Problem to work on. In full and without alteration, give the listing again.

Raw data.
* * * *

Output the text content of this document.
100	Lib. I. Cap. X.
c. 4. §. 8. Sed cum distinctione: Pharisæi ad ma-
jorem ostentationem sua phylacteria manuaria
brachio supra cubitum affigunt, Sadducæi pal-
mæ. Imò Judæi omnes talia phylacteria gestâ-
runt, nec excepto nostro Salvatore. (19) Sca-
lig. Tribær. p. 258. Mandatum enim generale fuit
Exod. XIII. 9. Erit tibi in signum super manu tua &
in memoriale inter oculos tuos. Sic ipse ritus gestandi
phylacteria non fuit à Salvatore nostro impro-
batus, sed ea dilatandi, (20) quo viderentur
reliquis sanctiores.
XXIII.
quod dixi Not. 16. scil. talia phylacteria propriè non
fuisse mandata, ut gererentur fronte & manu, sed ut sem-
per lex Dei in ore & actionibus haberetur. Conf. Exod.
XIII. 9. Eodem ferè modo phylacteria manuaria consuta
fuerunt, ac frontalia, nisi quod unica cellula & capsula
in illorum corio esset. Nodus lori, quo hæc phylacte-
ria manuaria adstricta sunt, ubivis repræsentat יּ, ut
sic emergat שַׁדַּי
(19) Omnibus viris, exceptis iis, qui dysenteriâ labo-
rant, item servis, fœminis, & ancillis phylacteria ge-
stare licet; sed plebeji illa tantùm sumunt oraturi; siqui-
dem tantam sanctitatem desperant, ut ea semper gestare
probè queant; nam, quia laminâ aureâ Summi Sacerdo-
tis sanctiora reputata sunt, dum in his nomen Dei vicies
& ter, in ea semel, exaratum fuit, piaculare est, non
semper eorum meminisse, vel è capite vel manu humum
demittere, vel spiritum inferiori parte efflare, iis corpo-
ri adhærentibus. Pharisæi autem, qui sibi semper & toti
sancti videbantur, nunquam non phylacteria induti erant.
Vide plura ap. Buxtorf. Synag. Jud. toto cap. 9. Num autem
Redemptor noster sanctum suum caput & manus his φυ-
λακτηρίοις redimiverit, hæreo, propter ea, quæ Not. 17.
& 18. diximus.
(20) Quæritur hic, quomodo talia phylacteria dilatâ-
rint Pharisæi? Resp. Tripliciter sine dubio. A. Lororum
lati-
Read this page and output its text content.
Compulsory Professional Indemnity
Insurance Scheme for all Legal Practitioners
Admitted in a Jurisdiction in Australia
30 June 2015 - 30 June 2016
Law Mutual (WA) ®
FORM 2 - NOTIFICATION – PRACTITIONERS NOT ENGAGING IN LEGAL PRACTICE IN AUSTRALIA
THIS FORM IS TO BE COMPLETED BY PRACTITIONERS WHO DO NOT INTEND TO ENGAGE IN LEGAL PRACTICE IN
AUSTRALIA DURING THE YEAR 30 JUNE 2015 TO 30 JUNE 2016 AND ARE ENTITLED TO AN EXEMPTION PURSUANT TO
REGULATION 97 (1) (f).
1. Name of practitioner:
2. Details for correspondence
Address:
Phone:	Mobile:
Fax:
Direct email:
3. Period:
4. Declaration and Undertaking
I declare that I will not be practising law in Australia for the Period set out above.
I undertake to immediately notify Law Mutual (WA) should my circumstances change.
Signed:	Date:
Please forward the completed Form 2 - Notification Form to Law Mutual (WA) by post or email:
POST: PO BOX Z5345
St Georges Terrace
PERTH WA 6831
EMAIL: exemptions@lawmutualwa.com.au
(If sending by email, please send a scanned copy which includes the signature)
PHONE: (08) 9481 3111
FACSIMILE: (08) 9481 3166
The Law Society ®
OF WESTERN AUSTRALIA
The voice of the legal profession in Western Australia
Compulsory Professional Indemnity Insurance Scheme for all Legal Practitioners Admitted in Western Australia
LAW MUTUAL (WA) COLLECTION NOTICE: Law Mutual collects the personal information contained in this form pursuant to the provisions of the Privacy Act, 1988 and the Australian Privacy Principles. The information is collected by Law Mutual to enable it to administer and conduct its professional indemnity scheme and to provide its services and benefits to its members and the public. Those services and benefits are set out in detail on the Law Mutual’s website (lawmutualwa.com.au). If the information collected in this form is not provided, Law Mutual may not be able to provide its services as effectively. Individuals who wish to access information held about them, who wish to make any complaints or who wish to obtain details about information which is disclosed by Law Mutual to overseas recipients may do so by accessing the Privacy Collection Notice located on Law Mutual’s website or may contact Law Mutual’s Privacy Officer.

* * * *

Complete answer.
Output the text content of this document.
100	Lib. I. Cap. X.
c. 4. §. 8. Sed cum distinctione: Pharisæi ad ma-
jorem ostentationem sua phylacteria manuaria
brachio supra cubitum affigunt, Sadducæi pal-
mæ. Imò Judæi omnes talia phylacteria gestâ-
runt, nec excepto nostro Salvatore. (19) Sca-
lig. Tribær. p. 258. Mandatum enim generale fuit
Exod. XIII. 9. Erit tibi in signum super manu tua &
in memoriale inter oculos tuos. Sic ipse ritus gestandi
phylacteria non fuit à Salvatore nostro impro-
batus, sed ea dilatandi, (20) quo viderentur
reliquis sanctiores.
XXIII.
quod dixi Not. 16. scil. talia phylacteria propriè non
fuisse mandata, ut gererentur fronte & manu, sed ut sem-
per lex Dei in ore & actionibus haberetur. Conf. Exod.
XIII. 9. Eodem ferè modo phylacteria manuaria consuta
fuerunt, ac frontalia, nisi quod unica cellula & capsula
in illorum corio esset. Nodus lori, quo hæc phylacte-
ria manuaria adstricta sunt, ubivis repræsentat יּ, ut
sic emergat שַׁדַּי
(19) Omnibus viris, exceptis iis, qui dysenteriâ labo-
rant, item servis, fœminis, & ancillis phylacteria ge-
stare licet; sed plebeji illa tantùm sumunt oraturi; siqui-
dem tantam sanctitatem desperant, ut ea semper gestare
probè queant; nam, quia laminâ aureâ Summi Sacerdo-
tis sanctiora reputata sunt, dum in his nomen Dei vicies
& ter, in ea semel, exaratum fuit, piaculare est, non
semper eorum meminisse, vel è capite vel manu humum
demittere, vel spiritum inferiori parte efflare, iis corpo-
ri adhærentibus. Pharisæi autem, qui sibi semper & toti
sancti videbantur, nunquam non phylacteria induti erant.
Vide plura ap. Buxtorf. Synag. Jud. toto cap. 9. Num autem
Redemptor noster sanctum suum caput & manus his φυ-
λακτηρίοις redimiverit, hæreo, propter ea, quæ Not. 17.
& 18. diximus.
(20) Quæritur hic, quomodo talia phylacteria dilatâ-
rint Pharisæi? Resp. Tripliciter sine dubio. A. Lororum
lati-
Read this page and output its text content.
Compulsory Professional Indemnity
Insurance Scheme for all Legal Practitioners
Admitted in a Jurisdiction in Australia
30 June 2015 - 30 June 2016
Law Mutual (WA) ®
FORM 2 - NOTIFICATION – PRACTITIONERS NOT ENGAGING IN LEGAL PRACTICE IN AUSTRALIA
THIS FORM IS TO BE COMPLETED BY PRACTITIONERS WHO DO NOT INTEND TO ENGAGE IN LEGAL PRACTICE IN
AUSTRALIA DURING THE YEAR 30 JUNE 2015 TO 30 JUNE 2016 AND ARE ENTITLED TO AN EXEMPTION PURSUANT TO
REGULATION 97 (1) (f).
1. Name of practitioner:
2. Details for correspondence
Address:
Phone:	Mobile:
Fax:
Direct email:
3. Period:
4. Declaration and Undertaking
I declare that I will not be practising law in Australia for the Period set out above.
I undertake to immediately notify Law Mutual (WA) should my circumstances change.
Signed:	Date:
Please forward the completed Form 2 - Notification Form to Law Mutual (WA) by post or email:
POST: PO BOX Z5345
St Georges Terrace
PERTH WA 6831
EMAIL: exemptions@lawmutualwa.com.au
(If sending by email, please send a scanned copy which includes the signature)
PHONE: (08) 9481 3111
FACSIMILE: (08) 9481 3166
The Law Society ®
OF WESTERN AUSTRALIA
The voice of the legal profession in Western Australia
Compulsory Professional Indemnity Insurance Scheme for all Legal Practitioners Admitted in Western Australia
LAW MUTUAL (WA) COLLECTION NOTICE: Law Mutual collects the personal information contained in this form pursuant to the provisions of the Privacy Act, 1988 and the Australian Privacy Principles. The information is collected by Law Mutual to enable it to administer and conduct its professional indemnity scheme and to provide its services and benefits to its members and the public. Those services and benefits are set out in detail on the Law Mutual’s website (lawmutualwa.com.au). If the information collected in this form is not provided, Law Mutual may not be able to provide its services as effectively. Individuals who wish to access information held about them, who wish to make any complaints or who wish to obtain details about information which is disclosed by Law Mutual to overseas recipients may do so by accessing the Privacy Collection Notice located on Law Mutual’s website or may contact Law Mutual’s Privacy Officer.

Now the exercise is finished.